■ **Exercise brief**: Look through the records below, and copy out every line that holds the string "data".

■ **Records supplied**:

★ ★ ★ ★ ★ ★ ★

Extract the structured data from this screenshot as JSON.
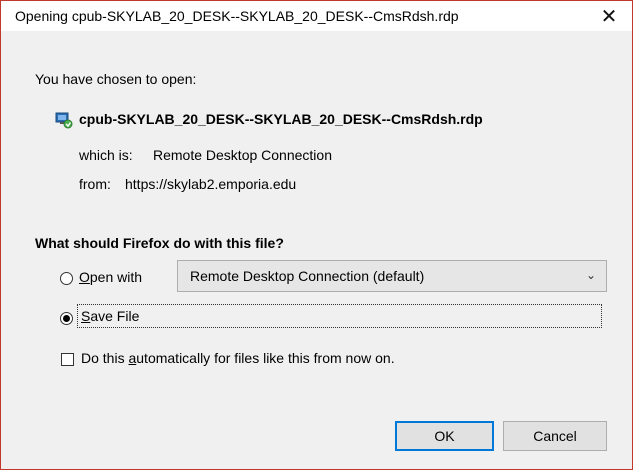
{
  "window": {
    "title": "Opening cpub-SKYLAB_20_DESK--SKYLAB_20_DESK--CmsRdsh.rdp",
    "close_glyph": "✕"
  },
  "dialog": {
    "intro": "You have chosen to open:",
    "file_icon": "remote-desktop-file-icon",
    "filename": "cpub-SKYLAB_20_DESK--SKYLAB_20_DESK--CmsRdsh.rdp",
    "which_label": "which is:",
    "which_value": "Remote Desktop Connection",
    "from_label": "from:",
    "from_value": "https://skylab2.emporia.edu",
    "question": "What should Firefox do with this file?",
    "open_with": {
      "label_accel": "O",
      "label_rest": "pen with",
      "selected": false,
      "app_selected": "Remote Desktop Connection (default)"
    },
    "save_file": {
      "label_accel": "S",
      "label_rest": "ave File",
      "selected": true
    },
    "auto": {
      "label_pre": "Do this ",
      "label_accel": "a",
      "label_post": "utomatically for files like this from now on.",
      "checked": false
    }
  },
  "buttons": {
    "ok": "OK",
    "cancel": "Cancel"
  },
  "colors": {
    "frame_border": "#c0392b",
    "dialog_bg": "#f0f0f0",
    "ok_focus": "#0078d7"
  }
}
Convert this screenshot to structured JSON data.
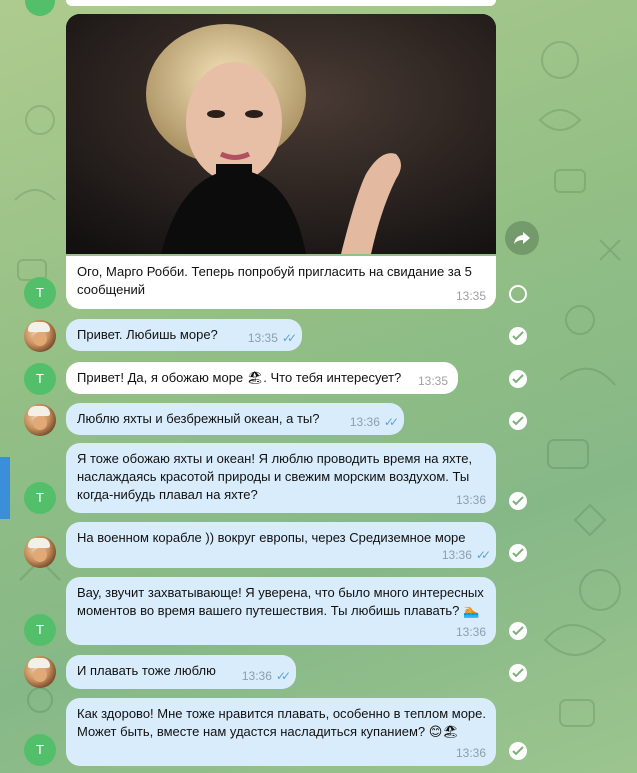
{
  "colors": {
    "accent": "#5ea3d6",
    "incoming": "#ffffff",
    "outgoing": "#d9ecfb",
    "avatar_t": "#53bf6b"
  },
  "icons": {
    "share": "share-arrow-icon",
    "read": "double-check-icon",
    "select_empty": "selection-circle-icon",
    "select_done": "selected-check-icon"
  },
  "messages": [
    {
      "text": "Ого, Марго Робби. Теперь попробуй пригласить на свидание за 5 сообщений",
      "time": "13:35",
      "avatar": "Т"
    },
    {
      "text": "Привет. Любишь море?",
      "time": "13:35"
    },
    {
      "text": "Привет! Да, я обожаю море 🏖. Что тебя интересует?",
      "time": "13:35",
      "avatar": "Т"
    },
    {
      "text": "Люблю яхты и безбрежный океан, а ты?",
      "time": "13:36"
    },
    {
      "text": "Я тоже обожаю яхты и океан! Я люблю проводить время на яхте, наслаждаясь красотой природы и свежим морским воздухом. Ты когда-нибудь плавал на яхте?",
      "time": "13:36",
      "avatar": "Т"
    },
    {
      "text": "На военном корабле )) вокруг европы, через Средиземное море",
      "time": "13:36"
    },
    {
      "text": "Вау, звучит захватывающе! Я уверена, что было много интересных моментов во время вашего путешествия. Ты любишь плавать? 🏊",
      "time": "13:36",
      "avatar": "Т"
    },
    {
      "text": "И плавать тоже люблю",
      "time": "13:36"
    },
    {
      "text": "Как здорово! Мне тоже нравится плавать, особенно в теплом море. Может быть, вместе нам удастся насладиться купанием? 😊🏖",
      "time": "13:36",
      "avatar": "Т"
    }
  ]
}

★ ★ ★ ★ ★ ★ ★

■ **Task solution**:
Extract the structured data from this screenshot as JSON.
Convert this screenshot to structured JSON data.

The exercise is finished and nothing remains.